* Written instruction *
The data below should be restated word for word, with every picture omitted.

* Material provided *
***

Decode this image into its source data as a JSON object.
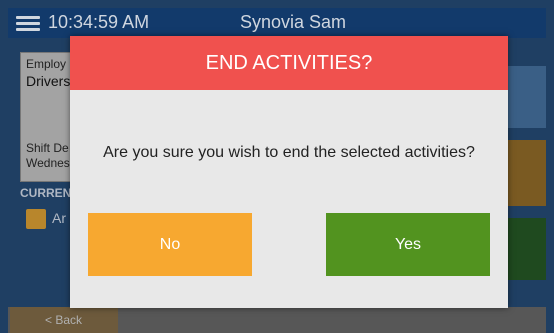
{
  "header": {
    "time": "10:34:59 AM",
    "user": "Synovia Sam"
  },
  "info_panel": {
    "employee_label": "Employ",
    "employee_value": "Drivers",
    "shift_label": "Shift De",
    "shift_value": "Wednes"
  },
  "current": {
    "label": "CURREN",
    "activity_text": "Ar"
  },
  "footer": {
    "back_label": "< Back"
  },
  "dialog": {
    "title": "END ACTIVITIES?",
    "message": "Are you sure you wish to end the selected activities?",
    "no_label": "No",
    "yes_label": "Yes"
  },
  "colors": {
    "dialog_header": "#f0514e",
    "no_button": "#f7a830",
    "yes_button": "#52931f",
    "app_background": "#1f3f63"
  },
  "icons": {
    "menu": "hamburger-menu-icon",
    "checkbox": "checkbox"
  }
}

***

* Response *
Decode this image into its source data as a JSON object.
{
  "header": {
    "time": "10:34:59 AM",
    "user": "Synovia Sam"
  },
  "info_panel": {
    "employee_label": "Employ",
    "employee_value": "Drivers",
    "shift_label": "Shift De",
    "shift_value": "Wednes"
  },
  "current": {
    "label": "CURREN",
    "activity_text": "Ar"
  },
  "footer": {
    "back_label": "< Back"
  },
  "dialog": {
    "title": "END ACTIVITIES?",
    "message": "Are you sure you wish to end the selected activities?",
    "no_label": "No",
    "yes_label": "Yes"
  },
  "colors": {
    "dialog_header": "#f0514e",
    "no_button": "#f7a830",
    "yes_button": "#52931f",
    "app_background": "#1f3f63"
  },
  "icons": {
    "menu": "hamburger-menu-icon",
    "checkbox": "checkbox"
  }
}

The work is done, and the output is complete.